Directions for this task.
Tell how many lines in these records contain the string "dieser", with only the number as the reply.

☆ ☆ ☆

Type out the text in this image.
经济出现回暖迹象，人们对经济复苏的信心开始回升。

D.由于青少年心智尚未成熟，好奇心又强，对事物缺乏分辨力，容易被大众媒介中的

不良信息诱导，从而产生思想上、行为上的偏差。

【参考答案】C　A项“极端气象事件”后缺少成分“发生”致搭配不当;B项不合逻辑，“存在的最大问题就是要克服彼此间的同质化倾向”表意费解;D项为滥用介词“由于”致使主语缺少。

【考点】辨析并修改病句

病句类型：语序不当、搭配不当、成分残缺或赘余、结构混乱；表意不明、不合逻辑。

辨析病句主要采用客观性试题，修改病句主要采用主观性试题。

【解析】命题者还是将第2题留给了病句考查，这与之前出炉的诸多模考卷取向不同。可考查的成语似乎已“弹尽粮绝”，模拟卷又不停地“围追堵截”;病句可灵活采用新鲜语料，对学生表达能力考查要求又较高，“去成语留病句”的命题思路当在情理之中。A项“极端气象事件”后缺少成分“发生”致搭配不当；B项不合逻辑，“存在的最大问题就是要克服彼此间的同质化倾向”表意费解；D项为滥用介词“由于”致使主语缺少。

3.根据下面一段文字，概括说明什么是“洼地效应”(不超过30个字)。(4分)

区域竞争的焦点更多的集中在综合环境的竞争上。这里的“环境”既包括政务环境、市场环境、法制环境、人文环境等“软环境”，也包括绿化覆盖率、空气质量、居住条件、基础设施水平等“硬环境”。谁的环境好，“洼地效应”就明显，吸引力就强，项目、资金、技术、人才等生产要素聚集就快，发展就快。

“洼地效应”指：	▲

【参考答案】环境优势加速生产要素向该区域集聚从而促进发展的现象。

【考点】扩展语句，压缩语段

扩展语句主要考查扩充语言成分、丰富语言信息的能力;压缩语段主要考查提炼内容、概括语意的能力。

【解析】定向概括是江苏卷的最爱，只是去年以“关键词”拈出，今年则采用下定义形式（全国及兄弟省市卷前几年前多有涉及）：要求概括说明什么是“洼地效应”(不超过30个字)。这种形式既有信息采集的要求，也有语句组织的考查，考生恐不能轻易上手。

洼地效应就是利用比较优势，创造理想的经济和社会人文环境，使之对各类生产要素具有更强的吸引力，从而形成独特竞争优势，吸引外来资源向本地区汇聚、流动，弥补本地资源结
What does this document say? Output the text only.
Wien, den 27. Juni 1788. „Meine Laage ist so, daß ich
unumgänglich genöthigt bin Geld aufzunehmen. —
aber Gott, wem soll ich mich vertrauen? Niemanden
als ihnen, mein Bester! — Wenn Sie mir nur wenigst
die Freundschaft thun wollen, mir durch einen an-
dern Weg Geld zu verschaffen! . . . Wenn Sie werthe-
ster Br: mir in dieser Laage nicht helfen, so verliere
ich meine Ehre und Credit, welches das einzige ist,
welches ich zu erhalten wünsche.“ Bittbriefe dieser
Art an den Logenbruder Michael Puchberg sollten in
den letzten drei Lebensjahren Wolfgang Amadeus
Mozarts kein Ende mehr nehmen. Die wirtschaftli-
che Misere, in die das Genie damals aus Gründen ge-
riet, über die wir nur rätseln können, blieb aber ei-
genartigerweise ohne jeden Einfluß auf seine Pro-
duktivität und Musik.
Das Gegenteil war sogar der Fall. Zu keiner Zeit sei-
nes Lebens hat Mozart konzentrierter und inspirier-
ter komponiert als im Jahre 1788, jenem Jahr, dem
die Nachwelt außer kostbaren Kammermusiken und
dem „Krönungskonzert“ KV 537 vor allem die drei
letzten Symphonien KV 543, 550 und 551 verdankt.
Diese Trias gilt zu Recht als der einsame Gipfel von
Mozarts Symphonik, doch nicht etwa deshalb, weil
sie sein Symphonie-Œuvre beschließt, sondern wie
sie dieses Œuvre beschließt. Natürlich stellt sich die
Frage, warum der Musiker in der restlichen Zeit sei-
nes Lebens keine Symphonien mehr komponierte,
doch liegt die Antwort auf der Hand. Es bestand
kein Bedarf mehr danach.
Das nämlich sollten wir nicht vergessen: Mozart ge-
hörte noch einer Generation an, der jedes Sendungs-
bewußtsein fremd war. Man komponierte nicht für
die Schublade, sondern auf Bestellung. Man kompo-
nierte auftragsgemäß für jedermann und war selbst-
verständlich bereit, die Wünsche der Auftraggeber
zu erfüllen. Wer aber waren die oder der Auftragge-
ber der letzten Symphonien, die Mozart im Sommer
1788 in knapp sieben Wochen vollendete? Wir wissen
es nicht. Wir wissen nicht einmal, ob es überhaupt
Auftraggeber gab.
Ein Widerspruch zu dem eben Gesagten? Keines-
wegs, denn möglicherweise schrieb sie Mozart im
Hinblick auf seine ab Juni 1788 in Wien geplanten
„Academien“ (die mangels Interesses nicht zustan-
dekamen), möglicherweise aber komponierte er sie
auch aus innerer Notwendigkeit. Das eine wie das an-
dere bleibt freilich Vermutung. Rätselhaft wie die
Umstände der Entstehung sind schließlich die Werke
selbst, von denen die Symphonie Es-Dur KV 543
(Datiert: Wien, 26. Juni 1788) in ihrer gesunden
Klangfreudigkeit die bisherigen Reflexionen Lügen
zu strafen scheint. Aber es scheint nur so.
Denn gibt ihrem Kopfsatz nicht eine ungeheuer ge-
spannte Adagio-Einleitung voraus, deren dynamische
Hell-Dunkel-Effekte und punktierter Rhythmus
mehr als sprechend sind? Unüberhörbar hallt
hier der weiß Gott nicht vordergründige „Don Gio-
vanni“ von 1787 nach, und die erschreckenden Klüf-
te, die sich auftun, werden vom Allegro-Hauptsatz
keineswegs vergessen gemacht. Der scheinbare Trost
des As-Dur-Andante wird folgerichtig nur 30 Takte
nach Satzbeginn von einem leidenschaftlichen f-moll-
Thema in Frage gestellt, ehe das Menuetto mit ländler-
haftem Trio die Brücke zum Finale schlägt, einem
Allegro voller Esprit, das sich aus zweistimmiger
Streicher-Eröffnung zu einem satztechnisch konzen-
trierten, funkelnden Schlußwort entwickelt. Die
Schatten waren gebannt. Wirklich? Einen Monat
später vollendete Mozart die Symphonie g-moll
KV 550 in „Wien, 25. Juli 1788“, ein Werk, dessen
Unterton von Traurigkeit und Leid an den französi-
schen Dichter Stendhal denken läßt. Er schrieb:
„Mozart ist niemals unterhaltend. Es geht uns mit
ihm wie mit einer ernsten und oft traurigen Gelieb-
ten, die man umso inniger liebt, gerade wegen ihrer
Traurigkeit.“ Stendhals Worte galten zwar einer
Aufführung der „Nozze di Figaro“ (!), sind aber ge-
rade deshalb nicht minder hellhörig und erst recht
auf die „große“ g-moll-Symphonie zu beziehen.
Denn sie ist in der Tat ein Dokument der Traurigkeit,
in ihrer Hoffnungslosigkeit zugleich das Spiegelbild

☆ ☆ ☆

Result below.
2